- [EXERCISE GOAL] Reproduce all entries word for word.

───── DATASET RECORDS ─────

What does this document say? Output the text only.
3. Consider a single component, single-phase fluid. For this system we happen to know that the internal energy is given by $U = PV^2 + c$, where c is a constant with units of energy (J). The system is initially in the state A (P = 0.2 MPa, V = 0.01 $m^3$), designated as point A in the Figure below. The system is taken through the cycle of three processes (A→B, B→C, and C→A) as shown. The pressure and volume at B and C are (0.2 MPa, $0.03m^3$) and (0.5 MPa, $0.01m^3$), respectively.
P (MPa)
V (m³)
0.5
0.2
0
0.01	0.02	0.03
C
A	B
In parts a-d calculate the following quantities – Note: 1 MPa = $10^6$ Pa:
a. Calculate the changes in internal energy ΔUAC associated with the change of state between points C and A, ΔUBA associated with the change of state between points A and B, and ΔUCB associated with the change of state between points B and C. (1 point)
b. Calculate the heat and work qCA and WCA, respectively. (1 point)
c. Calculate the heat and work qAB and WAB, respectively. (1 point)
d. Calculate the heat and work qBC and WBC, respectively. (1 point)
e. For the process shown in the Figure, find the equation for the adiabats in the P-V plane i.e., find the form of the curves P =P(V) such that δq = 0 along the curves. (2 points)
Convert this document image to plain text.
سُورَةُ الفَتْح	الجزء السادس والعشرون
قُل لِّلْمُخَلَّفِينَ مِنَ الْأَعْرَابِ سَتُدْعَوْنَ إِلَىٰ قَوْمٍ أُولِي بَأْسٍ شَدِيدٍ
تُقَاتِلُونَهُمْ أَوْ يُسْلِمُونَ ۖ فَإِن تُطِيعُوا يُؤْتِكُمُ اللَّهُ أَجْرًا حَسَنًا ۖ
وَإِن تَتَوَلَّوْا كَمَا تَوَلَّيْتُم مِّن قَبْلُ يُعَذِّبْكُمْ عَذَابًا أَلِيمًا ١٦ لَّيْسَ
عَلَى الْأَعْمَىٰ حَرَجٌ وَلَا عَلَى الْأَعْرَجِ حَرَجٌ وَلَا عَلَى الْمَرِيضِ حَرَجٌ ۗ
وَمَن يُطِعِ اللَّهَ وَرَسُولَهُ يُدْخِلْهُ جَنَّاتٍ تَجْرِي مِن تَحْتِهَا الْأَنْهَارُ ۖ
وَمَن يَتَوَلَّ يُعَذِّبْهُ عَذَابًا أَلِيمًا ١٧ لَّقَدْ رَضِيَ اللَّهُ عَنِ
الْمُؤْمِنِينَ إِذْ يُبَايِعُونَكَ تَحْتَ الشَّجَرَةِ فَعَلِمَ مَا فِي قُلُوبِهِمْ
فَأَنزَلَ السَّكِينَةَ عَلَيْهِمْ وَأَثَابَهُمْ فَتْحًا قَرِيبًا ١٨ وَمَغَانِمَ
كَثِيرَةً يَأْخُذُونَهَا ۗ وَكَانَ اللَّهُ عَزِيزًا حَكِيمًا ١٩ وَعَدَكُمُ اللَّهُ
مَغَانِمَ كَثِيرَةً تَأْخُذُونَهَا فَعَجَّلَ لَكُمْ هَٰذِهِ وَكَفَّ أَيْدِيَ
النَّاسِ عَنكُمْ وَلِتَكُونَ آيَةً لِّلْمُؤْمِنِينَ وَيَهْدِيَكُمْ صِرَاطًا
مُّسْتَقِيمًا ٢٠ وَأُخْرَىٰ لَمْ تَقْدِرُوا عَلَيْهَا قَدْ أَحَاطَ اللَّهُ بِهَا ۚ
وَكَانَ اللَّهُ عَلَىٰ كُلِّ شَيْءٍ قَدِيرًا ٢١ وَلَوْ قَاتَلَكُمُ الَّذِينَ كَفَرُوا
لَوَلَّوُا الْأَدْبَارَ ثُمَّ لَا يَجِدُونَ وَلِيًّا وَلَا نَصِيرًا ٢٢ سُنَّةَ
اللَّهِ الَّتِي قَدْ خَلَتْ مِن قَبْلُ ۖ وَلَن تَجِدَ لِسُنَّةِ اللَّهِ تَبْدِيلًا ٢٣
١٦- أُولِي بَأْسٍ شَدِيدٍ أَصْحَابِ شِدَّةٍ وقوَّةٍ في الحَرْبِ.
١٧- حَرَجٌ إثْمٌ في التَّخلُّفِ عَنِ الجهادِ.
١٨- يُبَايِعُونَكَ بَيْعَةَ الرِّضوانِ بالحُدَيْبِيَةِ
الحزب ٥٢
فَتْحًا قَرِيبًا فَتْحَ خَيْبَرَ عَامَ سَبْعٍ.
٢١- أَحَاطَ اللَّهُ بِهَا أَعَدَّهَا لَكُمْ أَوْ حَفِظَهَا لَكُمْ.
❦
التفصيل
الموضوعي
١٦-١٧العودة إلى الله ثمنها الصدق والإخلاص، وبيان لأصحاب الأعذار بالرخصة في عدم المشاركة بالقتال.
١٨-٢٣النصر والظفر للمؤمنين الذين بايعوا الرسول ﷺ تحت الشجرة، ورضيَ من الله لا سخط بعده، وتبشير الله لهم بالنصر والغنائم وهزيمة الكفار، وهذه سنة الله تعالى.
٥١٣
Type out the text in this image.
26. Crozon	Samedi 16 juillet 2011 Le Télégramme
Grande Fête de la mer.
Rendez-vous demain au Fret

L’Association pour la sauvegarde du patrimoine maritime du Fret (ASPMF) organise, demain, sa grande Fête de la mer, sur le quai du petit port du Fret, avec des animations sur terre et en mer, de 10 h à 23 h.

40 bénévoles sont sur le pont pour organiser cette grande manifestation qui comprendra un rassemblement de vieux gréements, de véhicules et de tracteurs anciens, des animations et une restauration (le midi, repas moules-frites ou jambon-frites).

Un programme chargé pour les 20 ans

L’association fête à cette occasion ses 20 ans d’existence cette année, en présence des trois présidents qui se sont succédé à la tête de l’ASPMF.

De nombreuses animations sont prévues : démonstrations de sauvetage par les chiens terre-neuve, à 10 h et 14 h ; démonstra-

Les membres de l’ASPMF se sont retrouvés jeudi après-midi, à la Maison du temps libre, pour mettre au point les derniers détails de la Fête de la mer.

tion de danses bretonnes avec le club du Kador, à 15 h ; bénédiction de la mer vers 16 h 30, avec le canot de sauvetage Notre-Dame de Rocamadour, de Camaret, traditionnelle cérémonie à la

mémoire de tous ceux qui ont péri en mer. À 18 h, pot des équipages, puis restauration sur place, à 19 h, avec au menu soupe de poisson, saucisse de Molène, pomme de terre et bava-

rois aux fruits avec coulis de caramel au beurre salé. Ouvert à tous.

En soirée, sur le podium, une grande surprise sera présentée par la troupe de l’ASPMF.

─────

- [REPLY]
What does this document say? Output the text only.
3. Consider a single component, single-phase fluid. For this system we happen to know that the internal energy is given by $U = PV^2 + c$, where c is a constant with units of energy (J). The system is initially in the state A (P = 0.2 MPa, V = 0.01 $m^3$), designated as point A in the Figure below. The system is taken through the cycle of three processes (A→B, B→C, and C→A) as shown. The pressure and volume at B and C are (0.2 MPa, $0.03m^3$) and (0.5 MPa, $0.01m^3$), respectively.
P (MPa)
V (m³)
0.5
0.2
0
0.01	0.02	0.03
C
A	B
In parts a-d calculate the following quantities – Note: 1 MPa = $10^6$ Pa:
a. Calculate the changes in internal energy ΔUAC associated with the change of state between points C and A, ΔUBA associated with the change of state between points A and B, and ΔUCB associated with the change of state between points B and C. (1 point)
b. Calculate the heat and work qCA and WCA, respectively. (1 point)
c. Calculate the heat and work qAB and WAB, respectively. (1 point)
d. Calculate the heat and work qBC and WBC, respectively. (1 point)
e. For the process shown in the Figure, find the equation for the adiabats in the P-V plane i.e., find the form of the curves P =P(V) such that δq = 0 along the curves. (2 points)
Convert this document image to plain text.
سُورَةُ الفَتْح	الجزء السادس والعشرون
قُل لِّلْمُخَلَّفِينَ مِنَ الْأَعْرَابِ سَتُدْعَوْنَ إِلَىٰ قَوْمٍ أُولِي بَأْسٍ شَدِيدٍ
تُقَاتِلُونَهُمْ أَوْ يُسْلِمُونَ ۖ فَإِن تُطِيعُوا يُؤْتِكُمُ اللَّهُ أَجْرًا حَسَنًا ۖ
وَإِن تَتَوَلَّوْا كَمَا تَوَلَّيْتُم مِّن قَبْلُ يُعَذِّبْكُمْ عَذَابًا أَلِيمًا ١٦ لَّيْسَ
عَلَى الْأَعْمَىٰ حَرَجٌ وَلَا عَلَى الْأَعْرَجِ حَرَجٌ وَلَا عَلَى الْمَرِيضِ حَرَجٌ ۗ
وَمَن يُطِعِ اللَّهَ وَرَسُولَهُ يُدْخِلْهُ جَنَّاتٍ تَجْرِي مِن تَحْتِهَا الْأَنْهَارُ ۖ
وَمَن يَتَوَلَّ يُعَذِّبْهُ عَذَابًا أَلِيمًا ١٧ لَّقَدْ رَضِيَ اللَّهُ عَنِ
الْمُؤْمِنِينَ إِذْ يُبَايِعُونَكَ تَحْتَ الشَّجَرَةِ فَعَلِمَ مَا فِي قُلُوبِهِمْ
فَأَنزَلَ السَّكِينَةَ عَلَيْهِمْ وَأَثَابَهُمْ فَتْحًا قَرِيبًا ١٨ وَمَغَانِمَ
كَثِيرَةً يَأْخُذُونَهَا ۗ وَكَانَ اللَّهُ عَزِيزًا حَكِيمًا ١٩ وَعَدَكُمُ اللَّهُ
مَغَانِمَ كَثِيرَةً تَأْخُذُونَهَا فَعَجَّلَ لَكُمْ هَٰذِهِ وَكَفَّ أَيْدِيَ
النَّاسِ عَنكُمْ وَلِتَكُونَ آيَةً لِّلْمُؤْمِنِينَ وَيَهْدِيَكُمْ صِرَاطًا
مُّسْتَقِيمًا ٢٠ وَأُخْرَىٰ لَمْ تَقْدِرُوا عَلَيْهَا قَدْ أَحَاطَ اللَّهُ بِهَا ۚ
وَكَانَ اللَّهُ عَلَىٰ كُلِّ شَيْءٍ قَدِيرًا ٢١ وَلَوْ قَاتَلَكُمُ الَّذِينَ كَفَرُوا
لَوَلَّوُا الْأَدْبَارَ ثُمَّ لَا يَجِدُونَ وَلِيًّا وَلَا نَصِيرًا ٢٢ سُنَّةَ
اللَّهِ الَّتِي قَدْ خَلَتْ مِن قَبْلُ ۖ وَلَن تَجِدَ لِسُنَّةِ اللَّهِ تَبْدِيلًا ٢٣
١٦- أُولِي بَأْسٍ شَدِيدٍ أَصْحَابِ شِدَّةٍ وقوَّةٍ في الحَرْبِ.
١٧- حَرَجٌ إثْمٌ في التَّخلُّفِ عَنِ الجهادِ.
١٨- يُبَايِعُونَكَ بَيْعَةَ الرِّضوانِ بالحُدَيْبِيَةِ
الحزب ٥٢
فَتْحًا قَرِيبًا فَتْحَ خَيْبَرَ عَامَ سَبْعٍ.
٢١- أَحَاطَ اللَّهُ بِهَا أَعَدَّهَا لَكُمْ أَوْ حَفِظَهَا لَكُمْ.
❦
التفصيل
الموضوعي
١٦-١٧العودة إلى الله ثمنها الصدق والإخلاص، وبيان لأصحاب الأعذار بالرخصة في عدم المشاركة بالقتال.
١٨-٢٣النصر والظفر للمؤمنين الذين بايعوا الرسول ﷺ تحت الشجرة، ورضيَ من الله لا سخط بعده، وتبشير الله لهم بالنصر والغنائم وهزيمة الكفار، وهذه سنة الله تعالى.
٥١٣
Type out the text in this image.
26. Crozon	Samedi 16 juillet 2011 Le Télégramme
Grande Fête de la mer.
Rendez-vous demain au Fret

L’Association pour la sauvegarde du patrimoine maritime du Fret (ASPMF) organise, demain, sa grande Fête de la mer, sur le quai du petit port du Fret, avec des animations sur terre et en mer, de 10 h à 23 h.

40 bénévoles sont sur le pont pour organiser cette grande manifestation qui comprendra un rassemblement de vieux gréements, de véhicules et de tracteurs anciens, des animations et une restauration (le midi, repas moules-frites ou jambon-frites).

Un programme chargé pour les 20 ans

L’association fête à cette occasion ses 20 ans d’existence cette année, en présence des trois présidents qui se sont succédé à la tête de l’ASPMF.

De nombreuses animations sont prévues : démonstrations de sauvetage par les chiens terre-neuve, à 10 h et 14 h ; démonstra-

Les membres de l’ASPMF se sont retrouvés jeudi après-midi, à la Maison du temps libre, pour mettre au point les derniers détails de la Fête de la mer.

tion de danses bretonnes avec le club du Kador, à 15 h ; bénédiction de la mer vers 16 h 30, avec le canot de sauvetage Notre-Dame de Rocamadour, de Camaret, traditionnelle cérémonie à la

mémoire de tous ceux qui ont péri en mer. À 18 h, pot des équipages, puis restauration sur place, à 19 h, avec au menu soupe de poisson, saucisse de Molène, pomme de terre et bava-

rois aux fruits avec coulis de caramel au beurre salé. Ouvert à tous.

En soirée, sur le podium, une grande surprise sera présentée par la troupe de l’ASPMF.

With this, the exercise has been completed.